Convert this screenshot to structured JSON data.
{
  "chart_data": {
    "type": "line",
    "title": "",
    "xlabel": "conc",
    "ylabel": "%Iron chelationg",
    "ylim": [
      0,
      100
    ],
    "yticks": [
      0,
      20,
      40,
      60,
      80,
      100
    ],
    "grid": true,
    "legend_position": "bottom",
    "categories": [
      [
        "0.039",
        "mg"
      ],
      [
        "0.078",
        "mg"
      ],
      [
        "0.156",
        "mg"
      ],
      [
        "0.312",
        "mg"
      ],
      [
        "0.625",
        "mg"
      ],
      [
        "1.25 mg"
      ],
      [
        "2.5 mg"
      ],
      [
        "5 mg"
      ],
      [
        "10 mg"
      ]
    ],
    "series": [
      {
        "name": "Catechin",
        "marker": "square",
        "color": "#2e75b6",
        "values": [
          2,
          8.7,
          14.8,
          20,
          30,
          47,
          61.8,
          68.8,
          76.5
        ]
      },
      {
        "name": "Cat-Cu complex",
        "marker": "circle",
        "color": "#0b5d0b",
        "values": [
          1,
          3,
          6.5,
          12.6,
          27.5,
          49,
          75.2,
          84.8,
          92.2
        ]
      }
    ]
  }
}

WHAT IS ASKED:
Return every line exactly.

SOLUTION FOR THIS EXERCISE:
Convert this screenshot to structured JSON data.
{
  "chart_data": {
    "type": "line",
    "title": "",
    "xlabel": "conc",
    "ylabel": "%Iron chelationg",
    "ylim": [
      0,
      100
    ],
    "yticks": [
      0,
      20,
      40,
      60,
      80,
      100
    ],
    "grid": true,
    "legend_position": "bottom",
    "categories": [
      [
        "0.039",
        "mg"
      ],
      [
        "0.078",
        "mg"
      ],
      [
        "0.156",
        "mg"
      ],
      [
        "0.312",
        "mg"
      ],
      [
        "0.625",
        "mg"
      ],
      [
        "1.25 mg"
      ],
      [
        "2.5 mg"
      ],
      [
        "5 mg"
      ],
      [
        "10 mg"
      ]
    ],
    "series": [
      {
        "name": "Catechin",
        "marker": "square",
        "color": "#2e75b6",
        "values": [
          2,
          8.7,
          14.8,
          20,
          30,
          47,
          61.8,
          68.8,
          76.5
        ]
      },
      {
        "name": "Cat-Cu complex",
        "marker": "circle",
        "color": "#0b5d0b",
        "values": [
          1,
          3,
          6.5,
          12.6,
          27.5,
          49,
          75.2,
          84.8,
          92.2
        ]
      }
    ]
  }
}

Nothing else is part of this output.